[Aim of the task]: Extract every line from the records below that contains the word "color".

[Input material]:
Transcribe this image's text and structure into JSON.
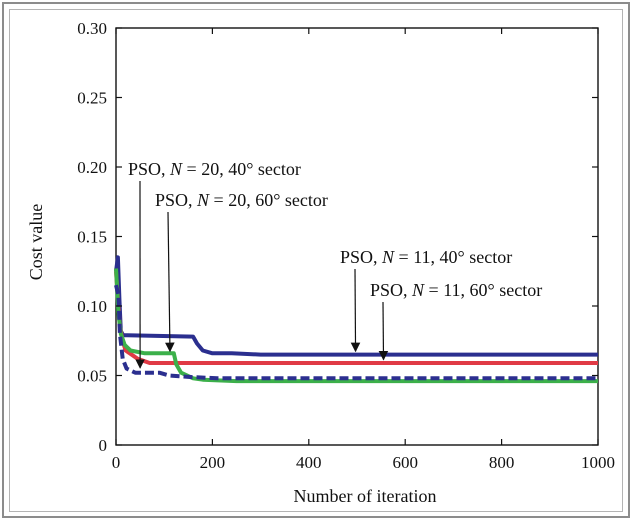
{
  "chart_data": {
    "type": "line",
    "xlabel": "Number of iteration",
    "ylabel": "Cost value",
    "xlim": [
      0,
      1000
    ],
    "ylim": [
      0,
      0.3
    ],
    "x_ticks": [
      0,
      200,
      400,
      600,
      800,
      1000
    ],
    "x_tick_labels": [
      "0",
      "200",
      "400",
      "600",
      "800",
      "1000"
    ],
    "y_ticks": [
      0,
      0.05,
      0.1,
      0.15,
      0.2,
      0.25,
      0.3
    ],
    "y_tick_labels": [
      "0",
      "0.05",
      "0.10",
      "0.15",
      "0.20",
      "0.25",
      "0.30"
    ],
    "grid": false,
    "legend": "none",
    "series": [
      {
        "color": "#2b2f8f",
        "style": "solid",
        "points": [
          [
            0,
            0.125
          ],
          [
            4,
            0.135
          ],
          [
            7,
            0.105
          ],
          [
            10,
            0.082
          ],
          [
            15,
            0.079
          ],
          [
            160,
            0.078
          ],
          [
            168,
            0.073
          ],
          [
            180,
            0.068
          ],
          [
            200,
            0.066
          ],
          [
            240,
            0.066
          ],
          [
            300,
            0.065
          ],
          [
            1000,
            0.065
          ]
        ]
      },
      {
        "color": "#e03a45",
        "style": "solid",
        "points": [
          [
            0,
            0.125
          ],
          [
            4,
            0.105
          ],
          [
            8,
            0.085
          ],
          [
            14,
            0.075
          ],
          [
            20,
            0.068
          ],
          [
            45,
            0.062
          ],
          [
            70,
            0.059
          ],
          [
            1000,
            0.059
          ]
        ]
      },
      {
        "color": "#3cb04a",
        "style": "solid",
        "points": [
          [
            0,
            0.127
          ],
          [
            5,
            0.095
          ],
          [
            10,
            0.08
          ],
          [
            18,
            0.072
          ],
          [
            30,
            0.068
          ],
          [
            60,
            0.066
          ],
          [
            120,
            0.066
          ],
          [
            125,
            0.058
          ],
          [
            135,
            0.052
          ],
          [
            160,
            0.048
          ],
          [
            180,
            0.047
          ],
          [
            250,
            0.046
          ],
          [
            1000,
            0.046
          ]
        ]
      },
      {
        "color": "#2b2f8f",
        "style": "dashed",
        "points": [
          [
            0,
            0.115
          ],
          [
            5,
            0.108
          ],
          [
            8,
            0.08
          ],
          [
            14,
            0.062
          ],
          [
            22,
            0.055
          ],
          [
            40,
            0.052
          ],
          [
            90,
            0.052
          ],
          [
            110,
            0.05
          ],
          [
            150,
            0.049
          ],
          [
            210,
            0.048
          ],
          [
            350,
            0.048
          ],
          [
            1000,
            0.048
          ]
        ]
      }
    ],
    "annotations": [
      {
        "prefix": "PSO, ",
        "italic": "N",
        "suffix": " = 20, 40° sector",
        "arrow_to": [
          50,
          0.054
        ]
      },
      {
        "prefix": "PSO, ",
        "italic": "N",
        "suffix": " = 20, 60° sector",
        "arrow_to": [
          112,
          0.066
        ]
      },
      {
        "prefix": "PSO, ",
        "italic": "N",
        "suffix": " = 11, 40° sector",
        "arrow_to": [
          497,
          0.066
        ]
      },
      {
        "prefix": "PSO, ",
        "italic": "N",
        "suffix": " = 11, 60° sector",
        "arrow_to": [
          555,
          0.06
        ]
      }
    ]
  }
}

[Response below]:
        "color": "#2b2f8f",
        "color": "#e03a45",
        "color": "#3cb04a",
        "color": "#2b2f8f",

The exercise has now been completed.